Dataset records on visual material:
━━━━━━━━━━

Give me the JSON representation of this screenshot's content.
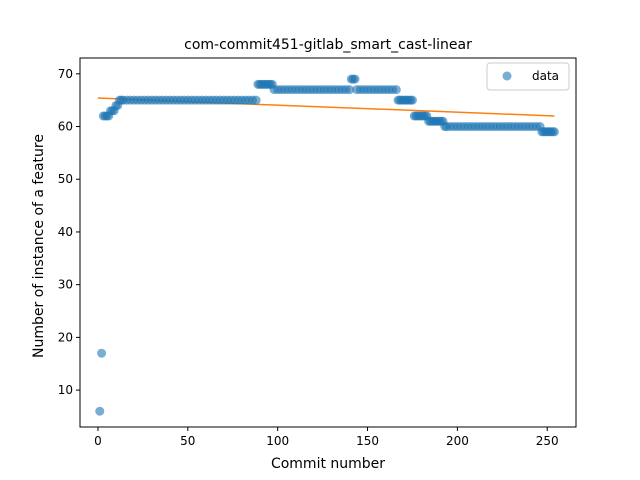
{
  "chart_data": {
    "type": "scatter",
    "title": "com-commit451-gitlab_smart_cast-linear",
    "xlabel": "Commit number",
    "ylabel": "Number of instance of a feature",
    "xlim": [
      -10,
      266
    ],
    "ylim": [
      3,
      73
    ],
    "xticks": [
      0,
      50,
      100,
      150,
      200,
      250
    ],
    "yticks": [
      10,
      20,
      30,
      40,
      50,
      60,
      70
    ],
    "grid": false,
    "legend": {
      "position": "top-right"
    },
    "colors": {
      "data": "#1f77b4",
      "fit": "#ff7f0e"
    },
    "series": [
      {
        "name": "data",
        "kind": "points",
        "points": [
          [
            1,
            6
          ],
          [
            2,
            17
          ],
          [
            3,
            62
          ],
          [
            4,
            62
          ],
          [
            5,
            62
          ],
          [
            6,
            62
          ],
          [
            7,
            63
          ],
          [
            8,
            63
          ],
          [
            9,
            63
          ],
          [
            10,
            64
          ],
          [
            11,
            64
          ],
          [
            12,
            65
          ],
          [
            13,
            65
          ],
          [
            14,
            65
          ],
          [
            16,
            65
          ],
          [
            18,
            65
          ],
          [
            20,
            65
          ],
          [
            22,
            65
          ],
          [
            24,
            65
          ],
          [
            26,
            65
          ],
          [
            28,
            65
          ],
          [
            30,
            65
          ],
          [
            32,
            65
          ],
          [
            34,
            65
          ],
          [
            36,
            65
          ],
          [
            38,
            65
          ],
          [
            40,
            65
          ],
          [
            42,
            65
          ],
          [
            44,
            65
          ],
          [
            46,
            65
          ],
          [
            48,
            65
          ],
          [
            50,
            65
          ],
          [
            52,
            65
          ],
          [
            54,
            65
          ],
          [
            56,
            65
          ],
          [
            58,
            65
          ],
          [
            60,
            65
          ],
          [
            62,
            65
          ],
          [
            64,
            65
          ],
          [
            66,
            65
          ],
          [
            68,
            65
          ],
          [
            70,
            65
          ],
          [
            72,
            65
          ],
          [
            74,
            65
          ],
          [
            76,
            65
          ],
          [
            78,
            65
          ],
          [
            80,
            65
          ],
          [
            82,
            65
          ],
          [
            84,
            65
          ],
          [
            86,
            65
          ],
          [
            88,
            65
          ],
          [
            89,
            68
          ],
          [
            90,
            68
          ],
          [
            91,
            68
          ],
          [
            92,
            68
          ],
          [
            93,
            68
          ],
          [
            94,
            68
          ],
          [
            95,
            68
          ],
          [
            96,
            68
          ],
          [
            97,
            68
          ],
          [
            98,
            67
          ],
          [
            100,
            67
          ],
          [
            102,
            67
          ],
          [
            104,
            67
          ],
          [
            106,
            67
          ],
          [
            108,
            67
          ],
          [
            110,
            67
          ],
          [
            112,
            67
          ],
          [
            114,
            67
          ],
          [
            116,
            67
          ],
          [
            118,
            67
          ],
          [
            120,
            67
          ],
          [
            122,
            67
          ],
          [
            124,
            67
          ],
          [
            126,
            67
          ],
          [
            128,
            67
          ],
          [
            130,
            67
          ],
          [
            132,
            67
          ],
          [
            134,
            67
          ],
          [
            136,
            67
          ],
          [
            138,
            67
          ],
          [
            140,
            67
          ],
          [
            141,
            69
          ],
          [
            142,
            69
          ],
          [
            143,
            69
          ],
          [
            144,
            67
          ],
          [
            146,
            67
          ],
          [
            148,
            67
          ],
          [
            150,
            67
          ],
          [
            152,
            67
          ],
          [
            154,
            67
          ],
          [
            156,
            67
          ],
          [
            158,
            67
          ],
          [
            160,
            67
          ],
          [
            162,
            67
          ],
          [
            164,
            67
          ],
          [
            166,
            67
          ],
          [
            167,
            65
          ],
          [
            168,
            65
          ],
          [
            169,
            65
          ],
          [
            170,
            65
          ],
          [
            171,
            65
          ],
          [
            172,
            65
          ],
          [
            173,
            65
          ],
          [
            174,
            65
          ],
          [
            175,
            65
          ],
          [
            176,
            62
          ],
          [
            177,
            62
          ],
          [
            178,
            62
          ],
          [
            179,
            62
          ],
          [
            180,
            62
          ],
          [
            181,
            62
          ],
          [
            182,
            62
          ],
          [
            183,
            62
          ],
          [
            184,
            61
          ],
          [
            185,
            61
          ],
          [
            186,
            61
          ],
          [
            187,
            61
          ],
          [
            188,
            61
          ],
          [
            189,
            61
          ],
          [
            190,
            61
          ],
          [
            191,
            61
          ],
          [
            192,
            61
          ],
          [
            193,
            60
          ],
          [
            194,
            60
          ],
          [
            196,
            60
          ],
          [
            198,
            60
          ],
          [
            200,
            60
          ],
          [
            202,
            60
          ],
          [
            204,
            60
          ],
          [
            206,
            60
          ],
          [
            208,
            60
          ],
          [
            210,
            60
          ],
          [
            212,
            60
          ],
          [
            214,
            60
          ],
          [
            216,
            60
          ],
          [
            218,
            60
          ],
          [
            220,
            60
          ],
          [
            222,
            60
          ],
          [
            224,
            60
          ],
          [
            226,
            60
          ],
          [
            228,
            60
          ],
          [
            230,
            60
          ],
          [
            232,
            60
          ],
          [
            234,
            60
          ],
          [
            236,
            60
          ],
          [
            238,
            60
          ],
          [
            240,
            60
          ],
          [
            242,
            60
          ],
          [
            244,
            60
          ],
          [
            246,
            60
          ],
          [
            247,
            59
          ],
          [
            248,
            59
          ],
          [
            249,
            59
          ],
          [
            250,
            59
          ],
          [
            251,
            59
          ],
          [
            252,
            59
          ],
          [
            253,
            59
          ],
          [
            254,
            59
          ]
        ]
      },
      {
        "name": "",
        "kind": "line",
        "points": [
          [
            0,
            65.4
          ],
          [
            254,
            62.0
          ]
        ]
      }
    ]
  }
}
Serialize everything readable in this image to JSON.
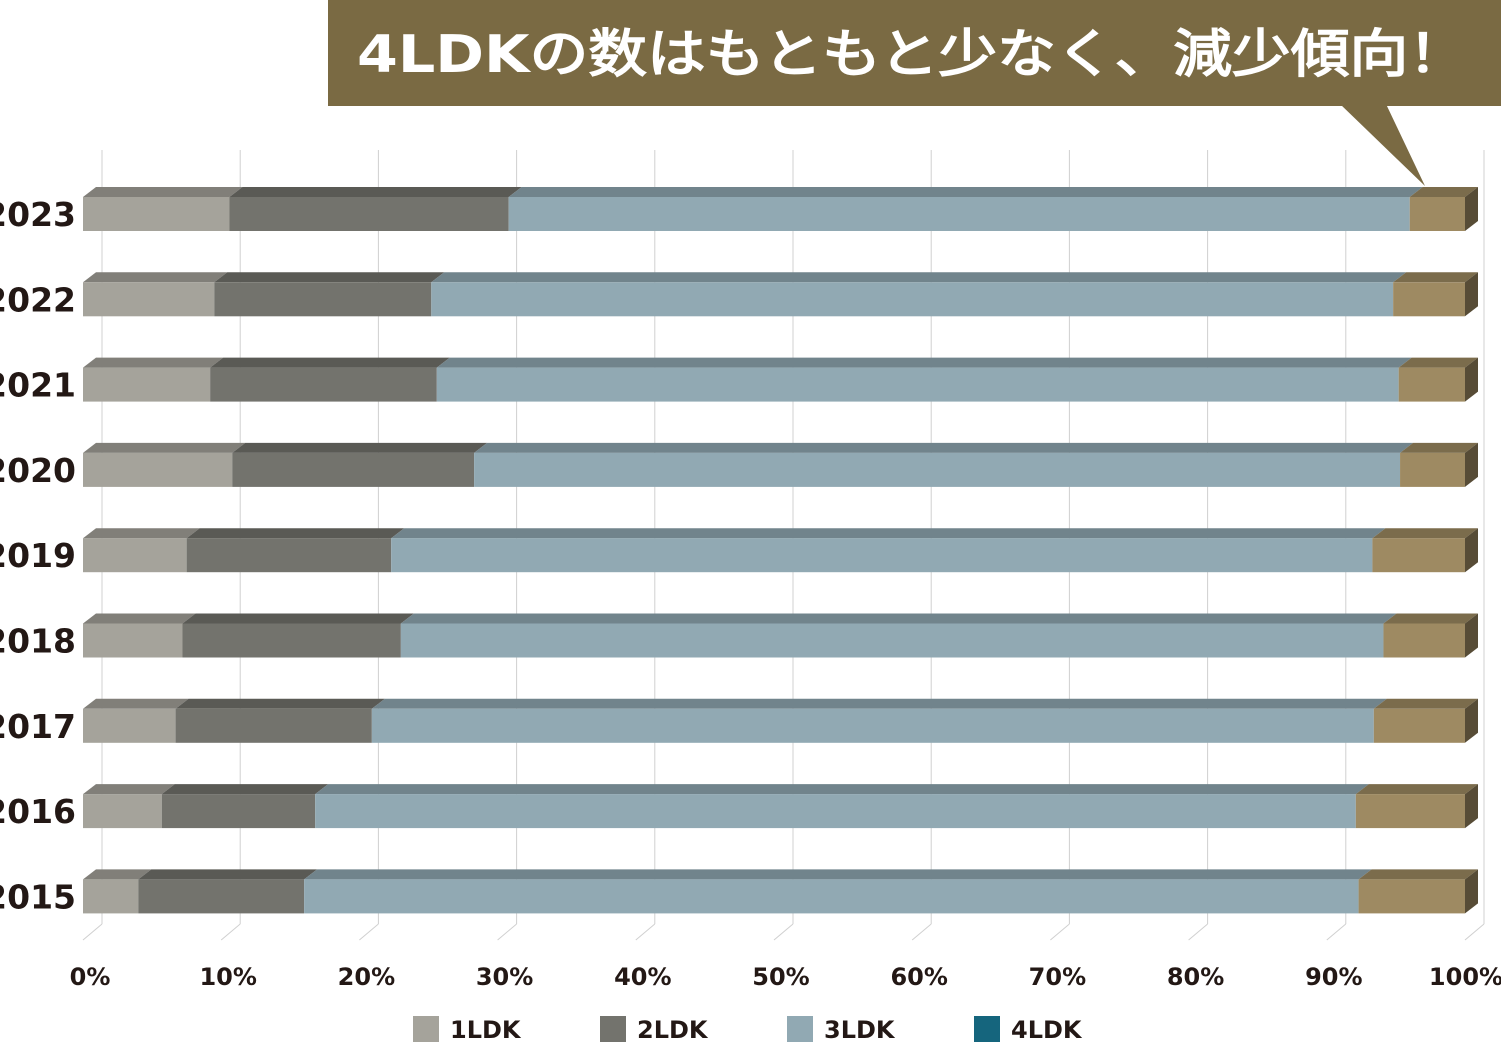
{
  "callout": {
    "text": "4LDKの数はもともと少なく、減少傾向！"
  },
  "chart_data": {
    "type": "bar",
    "orientation": "horizontal",
    "stacked": true,
    "normalized_percent": true,
    "style": "3d",
    "title": "",
    "xlabel": "",
    "ylabel": "",
    "xlim": [
      0,
      100
    ],
    "x_ticks": [
      "0%",
      "10%",
      "20%",
      "30%",
      "40%",
      "50%",
      "60%",
      "70%",
      "80%",
      "90%",
      "100%"
    ],
    "grid": true,
    "legend_position": "bottom",
    "categories": [
      "2023",
      "2022",
      "2021",
      "2020",
      "2019",
      "2018",
      "2017",
      "2016",
      "2015"
    ],
    "series": [
      {
        "name": "1LDK",
        "color": "#a5a39b",
        "values": [
          10.6,
          9.5,
          9.2,
          10.8,
          7.5,
          7.2,
          6.7,
          5.7,
          4.0
        ]
      },
      {
        "name": "2LDK",
        "color": "#73736d",
        "values": [
          20.2,
          15.7,
          16.4,
          17.5,
          14.8,
          15.8,
          14.2,
          11.1,
          12.0
        ]
      },
      {
        "name": "3LDK",
        "color": "#91a9b3",
        "values": [
          65.2,
          69.6,
          69.6,
          67.0,
          71.0,
          71.1,
          72.5,
          75.3,
          76.3
        ]
      },
      {
        "name": "4LDK",
        "color": "#15657d",
        "values": [
          4.0,
          5.2,
          4.8,
          4.7,
          6.7,
          5.9,
          6.6,
          7.9,
          7.7
        ]
      }
    ],
    "plotted_fourth_segment_color": "#9e8a62"
  }
}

━━━━━━━━━━

Do not include the pictures. Quote only the lines from the line with "Serialize everything readable" through the end of the material, both ends included, exactly.

Serialize everything readable in this image to JSON.
{
  "callout": {
    "text": "4LDKの数はもともと少なく、減少傾向！"
  },
  "chart_data": {
    "type": "bar",
    "orientation": "horizontal",
    "stacked": true,
    "normalized_percent": true,
    "style": "3d",
    "title": "",
    "xlabel": "",
    "ylabel": "",
    "xlim": [
      0,
      100
    ],
    "x_ticks": [
      "0%",
      "10%",
      "20%",
      "30%",
      "40%",
      "50%",
      "60%",
      "70%",
      "80%",
      "90%",
      "100%"
    ],
    "grid": true,
    "legend_position": "bottom",
    "categories": [
      "2023",
      "2022",
      "2021",
      "2020",
      "2019",
      "2018",
      "2017",
      "2016",
      "2015"
    ],
    "series": [
      {
        "name": "1LDK",
        "color": "#a5a39b",
        "values": [
          10.6,
          9.5,
          9.2,
          10.8,
          7.5,
          7.2,
          6.7,
          5.7,
          4.0
        ]
      },
      {
        "name": "2LDK",
        "color": "#73736d",
        "values": [
          20.2,
          15.7,
          16.4,
          17.5,
          14.8,
          15.8,
          14.2,
          11.1,
          12.0
        ]
      },
      {
        "name": "3LDK",
        "color": "#91a9b3",
        "values": [
          65.2,
          69.6,
          69.6,
          67.0,
          71.0,
          71.1,
          72.5,
          75.3,
          76.3
        ]
      },
      {
        "name": "4LDK",
        "color": "#15657d",
        "values": [
          4.0,
          5.2,
          4.8,
          4.7,
          6.7,
          5.9,
          6.6,
          7.9,
          7.7
        ]
      }
    ],
    "plotted_fourth_segment_color": "#9e8a62"
  }
}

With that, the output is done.